■ SUPPLIED TEXT:
* BEGIN *
Dominic West
About
Biography
Filmography
Notes
Dominic West on his experiences with nudity on the set of "William Shakespeare's A Midsummer Night's Dream": "It was the first time I'd got everything off. What bothered me is that I was the only one who did. I was looking forward to Anna [Friel] and everyone but they all managed to get out of it and I was terrified! I walked in and thought, 'Fuck it, I'll take off my bathrobe now', and I took it off and everyone pretended that they didn't notice except Anna who just looked at me, pointed and burst out laughing. So I was feeling slightly bruised and then the props guy came over and said 'I didn't realise it was so cold in here, darling.'-- it was utterly humiliating." --quoted in Empire Online, November 12, 1999
West on his miniscule part in "Star Wars: Episode I - The Phantom Menace": "I just wanted to meet George Lucas and see how these films were made. I got another part as well, but they replaced me with a computer animated droid which they thought said the lines better. It was fun though. It's great to be a part of a legend like that." --quoted in Empire Online, November 12, 1999
Biography
Hailing from the stage and screen of his native England, actor Dominic West made a name in the United States playing hard-drinking, anti-authoritarian homicide detective, Jimmy McNulty, on the gritty television crime drama, "The Wire" (HBO, 2002-08). Prior to that critically acclaimed role, West appeared in films like "Richard III" (1995), "Surviving Picasso" (1996) and "The Gambler" (1998). But it was his five years on "The Wire" that perhaps offered him the richest and most compelling performance of his career on a show numerous critics dubbed the greatest series in the history of television. Thanks to the critical adulation heaped upon "The Wire," West nabbed plum roles in higher-profile movies like "Mona Lisa Smile" (2003) and "The Forgotten" (2004). He had his first major co-starring role in the blockbuster adaptation of Frank Miller's graphic novel, "300" (2007), and continued along in that vein with "Punisher: War Zone" (2008), "Centurion" (2010) and the rebooted "Tomb Raider" (2018), along with tony British fare like the 1950s period piece "The Hour" (BBC 2011-12) and steamy American drama "The Affair" (Showtime 2014- ). Thanks to a ready charm and comedic flair mixed with serious acting chops, West was an extraordinary talent worthy of attention.
Born on Oct. 15, 1969 and raised in a wealthy Catholic home in Sheffield, England, West became involved with acting at an early age, appearing in amateur stage productions as a child alongside his mother and eldest sister. It was while attending Eton College - an independent school for teenage boys - that he fell into the mindset of becoming a professional actor, thanks to the passionate encouragement of drama department head Robert Freedman. West performed in several school productions; most notably as the melancholy lead in "Hamlet." After graduating Eton, he moved on to Trinity College in Dublin, Ireland, where he earned his bachelor of arts in literature, before continuing his dramatic training at the Guildhall School of Music & Drama. From the time he left Guildhall, West went to work as an actor straight away, honing his trade with London stage work, while landing turns in small British features and supporting parts in larger-scale productions. He made his big screen debut in the Oxford-set drama, "Wavelength" (1995), which he followed with a turn as Richmond in the 1930s-set take on "Richard III" (1995), starring Ian McKellen.
* END *
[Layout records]
* BEGIN *
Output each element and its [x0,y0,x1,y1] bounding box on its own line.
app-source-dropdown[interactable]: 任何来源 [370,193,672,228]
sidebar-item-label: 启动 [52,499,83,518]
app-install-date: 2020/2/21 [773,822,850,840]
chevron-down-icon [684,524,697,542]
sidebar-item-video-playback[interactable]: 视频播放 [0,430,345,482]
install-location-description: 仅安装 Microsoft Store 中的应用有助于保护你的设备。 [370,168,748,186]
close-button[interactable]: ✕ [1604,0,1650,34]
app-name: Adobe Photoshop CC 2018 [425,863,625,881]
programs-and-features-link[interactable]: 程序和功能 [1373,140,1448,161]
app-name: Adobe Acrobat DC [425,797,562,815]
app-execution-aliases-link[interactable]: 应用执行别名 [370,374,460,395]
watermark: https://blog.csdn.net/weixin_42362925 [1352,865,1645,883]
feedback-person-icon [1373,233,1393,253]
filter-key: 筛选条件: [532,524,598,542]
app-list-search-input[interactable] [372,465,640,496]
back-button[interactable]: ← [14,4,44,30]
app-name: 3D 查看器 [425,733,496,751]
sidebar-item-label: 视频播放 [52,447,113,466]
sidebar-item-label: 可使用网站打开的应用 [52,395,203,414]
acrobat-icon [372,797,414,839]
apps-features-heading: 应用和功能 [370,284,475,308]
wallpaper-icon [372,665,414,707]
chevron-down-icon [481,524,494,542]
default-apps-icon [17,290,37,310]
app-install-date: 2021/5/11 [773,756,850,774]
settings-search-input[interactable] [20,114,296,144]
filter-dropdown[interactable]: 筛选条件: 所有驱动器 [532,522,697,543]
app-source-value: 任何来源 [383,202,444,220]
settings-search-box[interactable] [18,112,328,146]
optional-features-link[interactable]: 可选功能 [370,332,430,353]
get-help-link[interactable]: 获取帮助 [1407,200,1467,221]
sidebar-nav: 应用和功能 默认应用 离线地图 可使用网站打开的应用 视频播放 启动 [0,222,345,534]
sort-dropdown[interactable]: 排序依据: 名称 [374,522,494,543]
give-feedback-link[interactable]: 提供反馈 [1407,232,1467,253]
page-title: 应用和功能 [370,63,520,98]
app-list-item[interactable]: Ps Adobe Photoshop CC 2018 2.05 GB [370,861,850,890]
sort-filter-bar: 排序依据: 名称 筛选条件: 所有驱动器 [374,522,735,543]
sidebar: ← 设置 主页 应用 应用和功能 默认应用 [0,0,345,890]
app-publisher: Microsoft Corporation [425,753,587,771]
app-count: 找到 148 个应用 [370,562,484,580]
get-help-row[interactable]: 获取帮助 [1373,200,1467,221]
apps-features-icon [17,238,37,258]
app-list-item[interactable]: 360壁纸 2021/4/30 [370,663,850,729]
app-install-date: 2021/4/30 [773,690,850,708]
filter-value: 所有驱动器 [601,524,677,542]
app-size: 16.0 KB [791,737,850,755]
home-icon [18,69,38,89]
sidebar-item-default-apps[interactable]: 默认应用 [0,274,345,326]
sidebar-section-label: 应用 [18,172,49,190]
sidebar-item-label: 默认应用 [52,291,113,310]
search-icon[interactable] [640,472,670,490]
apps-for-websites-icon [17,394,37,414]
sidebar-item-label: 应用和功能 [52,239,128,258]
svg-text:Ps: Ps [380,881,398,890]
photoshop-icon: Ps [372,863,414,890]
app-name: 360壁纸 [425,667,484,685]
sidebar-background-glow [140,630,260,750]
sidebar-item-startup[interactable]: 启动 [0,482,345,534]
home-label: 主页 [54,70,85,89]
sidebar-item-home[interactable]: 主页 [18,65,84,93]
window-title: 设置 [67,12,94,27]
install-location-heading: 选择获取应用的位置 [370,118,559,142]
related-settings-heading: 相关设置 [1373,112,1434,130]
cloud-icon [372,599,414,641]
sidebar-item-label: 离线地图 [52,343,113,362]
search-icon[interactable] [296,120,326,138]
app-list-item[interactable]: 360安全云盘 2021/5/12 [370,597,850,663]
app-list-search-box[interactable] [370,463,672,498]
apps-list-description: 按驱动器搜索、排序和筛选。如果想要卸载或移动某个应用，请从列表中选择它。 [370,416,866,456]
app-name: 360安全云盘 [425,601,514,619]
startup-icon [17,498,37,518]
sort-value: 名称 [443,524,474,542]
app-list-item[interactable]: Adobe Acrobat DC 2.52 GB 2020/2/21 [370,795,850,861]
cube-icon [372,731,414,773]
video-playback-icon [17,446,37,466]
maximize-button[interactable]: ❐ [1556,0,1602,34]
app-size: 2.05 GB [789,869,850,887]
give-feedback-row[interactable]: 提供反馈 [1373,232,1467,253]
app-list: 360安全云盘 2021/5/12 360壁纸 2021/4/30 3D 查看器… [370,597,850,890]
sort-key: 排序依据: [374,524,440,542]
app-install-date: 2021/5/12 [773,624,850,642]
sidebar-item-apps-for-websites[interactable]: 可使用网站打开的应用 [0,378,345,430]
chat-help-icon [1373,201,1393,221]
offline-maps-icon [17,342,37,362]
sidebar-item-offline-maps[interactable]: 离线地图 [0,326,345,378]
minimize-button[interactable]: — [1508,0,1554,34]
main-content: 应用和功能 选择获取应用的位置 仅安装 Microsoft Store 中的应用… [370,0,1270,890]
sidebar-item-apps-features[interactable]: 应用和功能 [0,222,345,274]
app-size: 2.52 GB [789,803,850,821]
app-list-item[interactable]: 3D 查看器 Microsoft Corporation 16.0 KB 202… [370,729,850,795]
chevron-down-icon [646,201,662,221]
* END *
■ SET TASKS:
(1) List every school or college the Dominic West page says West attended.
(2) Continue the Dominic West page from its final sentence.

■ OUTPUTS:
(1) Eton College, Trinity College in Dublin, and the Guildhall School of Music & Drama.

(2)
After a small part as the son of Pablo Picasso (Anthony Hopkins) in "Surviving Picasso" (1996), West returned to the stage to star in productions of "Cloud Nine" and "The Seagull" during director Peter Hall's 1997 season at the Old Vic. That same year, West starred in Hungarian director Karoly Makk's "The Gambler" (1997), a unique dramatization that intertwined the real life of Fyodor Dostoyevsky with his fiction. In scenes from the novel that were played out on screen, West portrayed a young man who becomes a high roller in a bid to secure the affections of a beautiful woman (Polly Walker). That same year he starred alongside Toni Collette in the romance "Diana & Me" (1997), playing an ambitious British paparazzo involved with an Australian Diana Spencer who shared her name and birthday with the famed Princess of Wales. West's portrayal of the slimy photographer was nonetheless likeable and human, despite the victimizing nature of his livelihood. He played a photographer again the following year; this time with a cameo in the zany mockumentary on the girl group, the Spice Girls, "Spice World" (1998), but was thankfully left unassociated with the "movie."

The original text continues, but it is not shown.